Every line below that contains "interval" is to be copied.

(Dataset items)
=-=-=-=-=

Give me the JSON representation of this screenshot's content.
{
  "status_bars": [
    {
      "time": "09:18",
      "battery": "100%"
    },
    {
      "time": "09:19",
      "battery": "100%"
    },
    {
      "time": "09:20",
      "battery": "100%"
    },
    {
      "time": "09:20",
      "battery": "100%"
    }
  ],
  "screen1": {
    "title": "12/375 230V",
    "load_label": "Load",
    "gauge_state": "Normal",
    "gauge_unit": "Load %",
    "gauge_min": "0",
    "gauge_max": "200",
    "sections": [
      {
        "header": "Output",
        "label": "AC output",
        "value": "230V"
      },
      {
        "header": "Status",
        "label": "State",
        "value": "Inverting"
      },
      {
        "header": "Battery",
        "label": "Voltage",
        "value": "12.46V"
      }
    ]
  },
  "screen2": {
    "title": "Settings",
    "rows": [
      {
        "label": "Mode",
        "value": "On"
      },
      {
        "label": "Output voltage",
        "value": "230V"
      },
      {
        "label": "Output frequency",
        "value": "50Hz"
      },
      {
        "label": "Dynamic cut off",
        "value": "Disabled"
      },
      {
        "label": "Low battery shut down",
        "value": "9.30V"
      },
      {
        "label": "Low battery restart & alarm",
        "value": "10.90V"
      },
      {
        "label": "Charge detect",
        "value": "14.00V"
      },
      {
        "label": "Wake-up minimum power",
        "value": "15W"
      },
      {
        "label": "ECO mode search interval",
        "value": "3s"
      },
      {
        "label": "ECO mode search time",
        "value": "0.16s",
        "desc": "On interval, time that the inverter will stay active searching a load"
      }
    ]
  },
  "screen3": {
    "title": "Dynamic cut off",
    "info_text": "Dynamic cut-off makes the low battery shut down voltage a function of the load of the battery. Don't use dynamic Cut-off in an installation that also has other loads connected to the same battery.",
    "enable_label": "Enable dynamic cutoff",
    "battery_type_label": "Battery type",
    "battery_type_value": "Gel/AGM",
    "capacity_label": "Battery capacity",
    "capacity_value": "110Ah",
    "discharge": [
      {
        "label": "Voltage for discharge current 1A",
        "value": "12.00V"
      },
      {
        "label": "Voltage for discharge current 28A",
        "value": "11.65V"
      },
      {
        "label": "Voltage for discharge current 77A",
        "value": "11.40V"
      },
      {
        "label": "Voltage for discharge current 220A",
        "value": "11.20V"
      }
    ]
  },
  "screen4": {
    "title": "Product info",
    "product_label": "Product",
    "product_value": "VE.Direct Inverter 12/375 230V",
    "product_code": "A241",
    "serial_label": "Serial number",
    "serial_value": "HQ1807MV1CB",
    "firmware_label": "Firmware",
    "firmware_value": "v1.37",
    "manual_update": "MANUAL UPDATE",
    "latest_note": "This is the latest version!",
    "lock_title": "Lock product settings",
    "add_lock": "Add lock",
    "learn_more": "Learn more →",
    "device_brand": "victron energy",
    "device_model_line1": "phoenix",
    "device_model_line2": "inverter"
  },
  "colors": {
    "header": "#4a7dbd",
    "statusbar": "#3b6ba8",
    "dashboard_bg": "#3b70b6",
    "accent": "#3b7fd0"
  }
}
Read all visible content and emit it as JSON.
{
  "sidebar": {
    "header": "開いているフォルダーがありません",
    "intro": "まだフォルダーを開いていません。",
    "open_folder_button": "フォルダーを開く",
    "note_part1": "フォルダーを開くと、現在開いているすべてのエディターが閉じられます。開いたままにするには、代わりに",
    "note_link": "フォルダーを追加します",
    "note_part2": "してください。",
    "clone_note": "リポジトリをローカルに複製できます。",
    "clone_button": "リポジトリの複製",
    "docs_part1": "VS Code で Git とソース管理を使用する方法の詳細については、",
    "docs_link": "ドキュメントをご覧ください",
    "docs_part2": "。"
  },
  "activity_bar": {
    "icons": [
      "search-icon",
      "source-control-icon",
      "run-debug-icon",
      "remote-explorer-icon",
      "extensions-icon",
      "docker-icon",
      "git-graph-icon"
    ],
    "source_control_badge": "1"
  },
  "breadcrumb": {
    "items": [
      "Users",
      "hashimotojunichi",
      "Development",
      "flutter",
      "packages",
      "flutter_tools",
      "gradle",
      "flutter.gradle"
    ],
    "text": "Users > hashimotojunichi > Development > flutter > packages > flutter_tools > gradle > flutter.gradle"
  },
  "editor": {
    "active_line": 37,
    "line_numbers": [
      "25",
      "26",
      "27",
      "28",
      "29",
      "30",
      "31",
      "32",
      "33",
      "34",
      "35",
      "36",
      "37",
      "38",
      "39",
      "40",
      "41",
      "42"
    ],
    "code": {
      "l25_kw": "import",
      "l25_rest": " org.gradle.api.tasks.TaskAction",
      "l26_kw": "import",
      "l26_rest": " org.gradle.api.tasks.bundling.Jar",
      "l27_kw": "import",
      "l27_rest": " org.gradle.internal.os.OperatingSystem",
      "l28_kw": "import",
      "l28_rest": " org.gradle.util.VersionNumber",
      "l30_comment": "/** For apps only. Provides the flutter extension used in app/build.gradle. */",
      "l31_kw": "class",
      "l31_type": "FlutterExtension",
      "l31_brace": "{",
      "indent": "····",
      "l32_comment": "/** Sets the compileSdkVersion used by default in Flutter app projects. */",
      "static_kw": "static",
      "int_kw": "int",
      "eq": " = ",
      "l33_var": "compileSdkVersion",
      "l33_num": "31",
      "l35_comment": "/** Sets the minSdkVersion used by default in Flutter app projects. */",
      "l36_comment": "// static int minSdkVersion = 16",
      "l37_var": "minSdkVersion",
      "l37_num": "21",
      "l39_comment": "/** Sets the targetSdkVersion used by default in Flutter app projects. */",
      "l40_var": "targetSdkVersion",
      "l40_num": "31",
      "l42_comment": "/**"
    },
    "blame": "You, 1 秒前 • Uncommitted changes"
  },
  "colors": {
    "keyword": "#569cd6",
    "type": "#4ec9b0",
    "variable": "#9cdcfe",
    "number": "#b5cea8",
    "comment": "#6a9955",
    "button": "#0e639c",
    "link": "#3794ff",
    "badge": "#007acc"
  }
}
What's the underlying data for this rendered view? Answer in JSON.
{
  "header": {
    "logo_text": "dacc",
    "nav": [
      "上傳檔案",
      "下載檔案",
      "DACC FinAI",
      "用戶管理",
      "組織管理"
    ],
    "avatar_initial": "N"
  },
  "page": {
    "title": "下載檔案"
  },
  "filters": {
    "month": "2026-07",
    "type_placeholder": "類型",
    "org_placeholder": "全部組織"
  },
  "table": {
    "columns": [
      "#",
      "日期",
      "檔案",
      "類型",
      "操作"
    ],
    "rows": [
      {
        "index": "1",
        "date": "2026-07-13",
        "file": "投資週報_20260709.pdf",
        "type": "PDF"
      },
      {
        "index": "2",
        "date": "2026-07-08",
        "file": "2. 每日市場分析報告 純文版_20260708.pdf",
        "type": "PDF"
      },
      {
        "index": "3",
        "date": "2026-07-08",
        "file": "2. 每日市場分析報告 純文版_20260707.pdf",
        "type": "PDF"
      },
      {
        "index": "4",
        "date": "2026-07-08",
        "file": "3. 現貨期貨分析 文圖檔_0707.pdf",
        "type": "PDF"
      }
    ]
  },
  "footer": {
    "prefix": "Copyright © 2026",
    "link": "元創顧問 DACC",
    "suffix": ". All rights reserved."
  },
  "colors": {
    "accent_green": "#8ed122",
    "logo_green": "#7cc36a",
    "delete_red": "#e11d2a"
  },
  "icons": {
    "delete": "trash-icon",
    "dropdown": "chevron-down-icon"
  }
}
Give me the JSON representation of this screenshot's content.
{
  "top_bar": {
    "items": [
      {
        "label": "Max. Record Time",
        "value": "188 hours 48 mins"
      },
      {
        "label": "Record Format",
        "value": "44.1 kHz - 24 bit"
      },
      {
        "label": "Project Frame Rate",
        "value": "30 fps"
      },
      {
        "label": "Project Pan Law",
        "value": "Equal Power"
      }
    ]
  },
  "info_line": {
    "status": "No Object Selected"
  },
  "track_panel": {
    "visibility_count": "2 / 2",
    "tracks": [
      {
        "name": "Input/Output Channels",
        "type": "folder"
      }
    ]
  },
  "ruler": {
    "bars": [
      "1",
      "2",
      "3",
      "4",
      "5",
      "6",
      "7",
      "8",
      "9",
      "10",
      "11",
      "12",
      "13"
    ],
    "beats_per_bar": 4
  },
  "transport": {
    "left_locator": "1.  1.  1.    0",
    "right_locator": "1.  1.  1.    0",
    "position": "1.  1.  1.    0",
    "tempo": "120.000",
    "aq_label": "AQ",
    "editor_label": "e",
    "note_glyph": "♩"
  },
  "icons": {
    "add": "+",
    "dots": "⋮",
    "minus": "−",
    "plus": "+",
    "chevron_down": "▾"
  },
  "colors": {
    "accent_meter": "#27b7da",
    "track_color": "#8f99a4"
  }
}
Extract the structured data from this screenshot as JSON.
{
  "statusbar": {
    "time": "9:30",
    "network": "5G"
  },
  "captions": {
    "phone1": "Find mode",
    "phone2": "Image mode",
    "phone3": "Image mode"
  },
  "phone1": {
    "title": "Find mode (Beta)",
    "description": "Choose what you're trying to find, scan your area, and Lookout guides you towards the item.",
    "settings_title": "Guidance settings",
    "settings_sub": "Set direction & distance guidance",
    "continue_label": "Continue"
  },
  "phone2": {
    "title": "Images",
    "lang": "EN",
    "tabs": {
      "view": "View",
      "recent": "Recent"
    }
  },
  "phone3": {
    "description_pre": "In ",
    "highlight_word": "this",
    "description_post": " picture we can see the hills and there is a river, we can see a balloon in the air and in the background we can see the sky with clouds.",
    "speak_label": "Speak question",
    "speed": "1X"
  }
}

=-=-=-=-=

> Completed exercise
        "label": "ECO mode search interval",
        "desc": "On interval, time that the inverter will stay active searching a load"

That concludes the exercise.